Dataset extract
▽

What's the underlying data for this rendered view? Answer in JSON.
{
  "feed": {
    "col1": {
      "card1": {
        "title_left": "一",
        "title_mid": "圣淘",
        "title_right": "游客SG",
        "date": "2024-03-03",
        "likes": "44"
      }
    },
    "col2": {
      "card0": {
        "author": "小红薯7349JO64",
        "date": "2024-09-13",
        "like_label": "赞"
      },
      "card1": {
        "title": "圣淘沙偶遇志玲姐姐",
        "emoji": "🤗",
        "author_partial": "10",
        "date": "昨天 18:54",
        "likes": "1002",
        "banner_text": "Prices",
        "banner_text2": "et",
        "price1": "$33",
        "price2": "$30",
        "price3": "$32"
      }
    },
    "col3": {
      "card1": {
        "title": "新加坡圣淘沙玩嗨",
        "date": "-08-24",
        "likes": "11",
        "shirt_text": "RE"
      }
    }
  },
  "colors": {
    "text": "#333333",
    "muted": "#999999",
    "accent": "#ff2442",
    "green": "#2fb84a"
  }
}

△

Instruction
Repeat every entry word for word.

Answer
What's the underlying data for this rendered view? Answer in JSON.
{
  "feed": {
    "col1": {
      "card1": {
        "title_left": "一",
        "title_mid": "圣淘",
        "title_right": "游客SG",
        "date": "2024-03-03",
        "likes": "44"
      }
    },
    "col2": {
      "card0": {
        "author": "小红薯7349JO64",
        "date": "2024-09-13",
        "like_label": "赞"
      },
      "card1": {
        "title": "圣淘沙偶遇志玲姐姐",
        "emoji": "🤗",
        "author_partial": "10",
        "date": "昨天 18:54",
        "likes": "1002",
        "banner_text": "Prices",
        "banner_text2": "et",
        "price1": "$33",
        "price2": "$30",
        "price3": "$32"
      }
    },
    "col3": {
      "card1": {
        "title": "新加坡圣淘沙玩嗨",
        "date": "-08-24",
        "likes": "11",
        "shirt_text": "RE"
      }
    }
  },
  "colors": {
    "text": "#333333",
    "muted": "#999999",
    "accent": "#ff2442",
    "green": "#2fb84a"
  }
}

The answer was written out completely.